[Problem to work on]:
Word for word, quote all of the material, omitting the pictures.

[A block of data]
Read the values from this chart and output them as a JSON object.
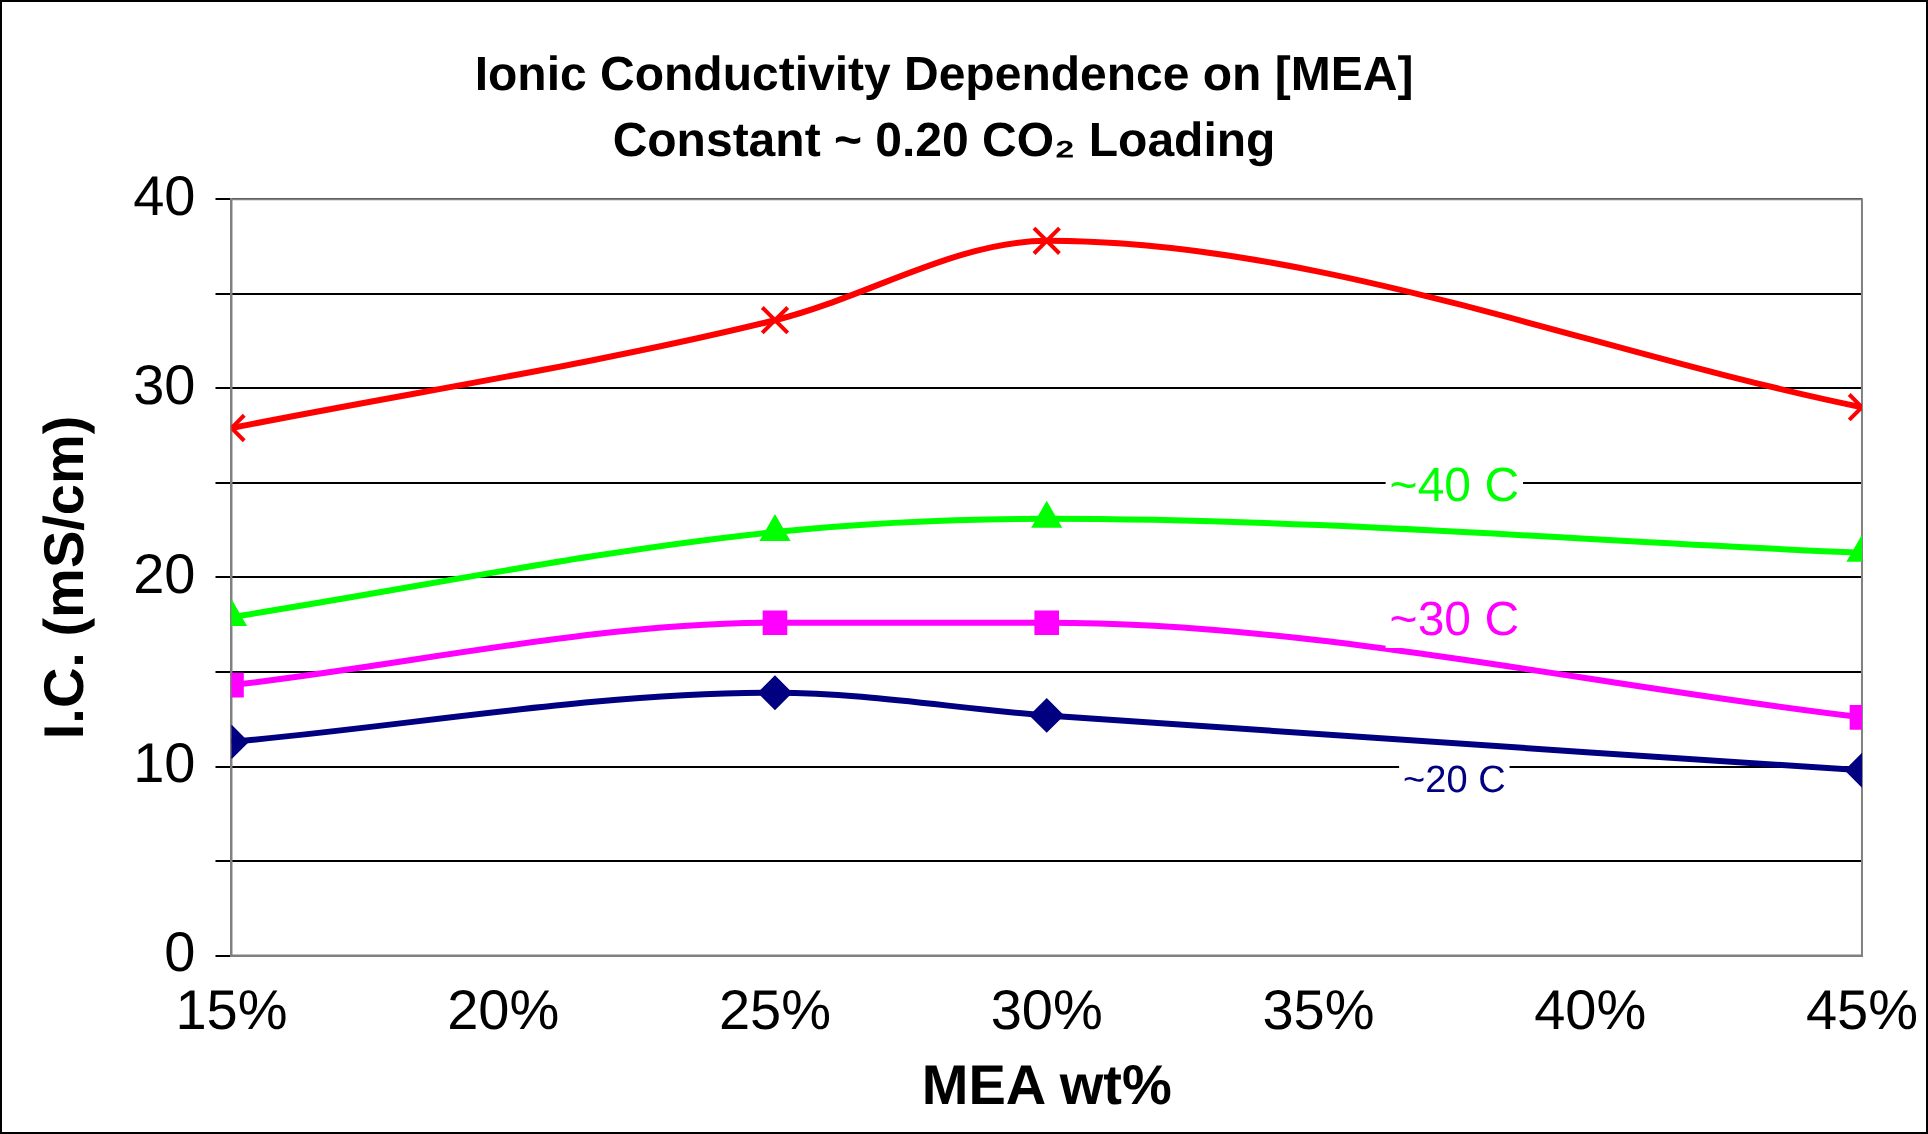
{
  "chart_data": {
    "type": "line",
    "title": "Ionic Conductivity Dependence on [MEA]",
    "subtitle": "Constant ~ 0.20 CO₂ Loading",
    "xlabel": "MEA wt%",
    "ylabel": "I.C. (mS/cm)",
    "x": [
      15,
      25,
      30,
      45
    ],
    "series": [
      {
        "color": "#ff0000",
        "marker": "cross",
        "values": [
          27.9,
          33.6,
          37.8,
          29.0
        ]
      },
      {
        "name": "~40 C",
        "color": "#00ff00",
        "marker": "triangle",
        "values": [
          17.9,
          22.4,
          23.1,
          21.3
        ]
      },
      {
        "name": "~30 C",
        "color": "#ff00ff",
        "marker": "square",
        "values": [
          14.3,
          17.6,
          17.6,
          12.6
        ]
      },
      {
        "name": "~20 C",
        "color": "#000080",
        "marker": "diamond",
        "values": [
          11.3,
          13.9,
          12.7,
          9.8
        ]
      }
    ],
    "xlim": [
      15,
      45
    ],
    "xticks": [
      {
        "value": 15,
        "label": "15%"
      },
      {
        "value": 20,
        "label": "20%"
      },
      {
        "value": 25,
        "label": "25%"
      },
      {
        "value": 30,
        "label": "30%"
      },
      {
        "value": 35,
        "label": "35%"
      },
      {
        "value": 40,
        "label": "40%"
      },
      {
        "value": 45,
        "label": "45%"
      }
    ],
    "ylim": [
      0,
      40
    ],
    "yticks": [
      0,
      {
        "value": 5,
        "label": null
      },
      10,
      {
        "value": 15,
        "label": null
      },
      20,
      {
        "value": 25,
        "label": null
      },
      30,
      {
        "value": 35,
        "label": null
      },
      40
    ],
    "grid": "y",
    "legend": false
  }
}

[Answer to this exercise]:
Read the values from this chart and output them as a JSON object.
{
  "chart_data": {
    "type": "line",
    "title": "Ionic Conductivity Dependence on [MEA]",
    "subtitle": "Constant ~ 0.20 CO₂ Loading",
    "xlabel": "MEA wt%",
    "ylabel": "I.C. (mS/cm)",
    "x": [
      15,
      25,
      30,
      45
    ],
    "series": [
      {
        "color": "#ff0000",
        "marker": "cross",
        "values": [
          27.9,
          33.6,
          37.8,
          29.0
        ]
      },
      {
        "name": "~40 C",
        "color": "#00ff00",
        "marker": "triangle",
        "values": [
          17.9,
          22.4,
          23.1,
          21.3
        ]
      },
      {
        "name": "~30 C",
        "color": "#ff00ff",
        "marker": "square",
        "values": [
          14.3,
          17.6,
          17.6,
          12.6
        ]
      },
      {
        "name": "~20 C",
        "color": "#000080",
        "marker": "diamond",
        "values": [
          11.3,
          13.9,
          12.7,
          9.8
        ]
      }
    ],
    "xlim": [
      15,
      45
    ],
    "xticks": [
      {
        "value": 15,
        "label": "15%"
      },
      {
        "value": 20,
        "label": "20%"
      },
      {
        "value": 25,
        "label": "25%"
      },
      {
        "value": 30,
        "label": "30%"
      },
      {
        "value": 35,
        "label": "35%"
      },
      {
        "value": 40,
        "label": "40%"
      },
      {
        "value": 45,
        "label": "45%"
      }
    ],
    "ylim": [
      0,
      40
    ],
    "yticks": [
      0,
      {
        "value": 5,
        "label": null
      },
      10,
      {
        "value": 15,
        "label": null
      },
      20,
      {
        "value": 25,
        "label": null
      },
      30,
      {
        "value": 35,
        "label": null
      },
      40
    ],
    "grid": "y",
    "legend": false
  }
}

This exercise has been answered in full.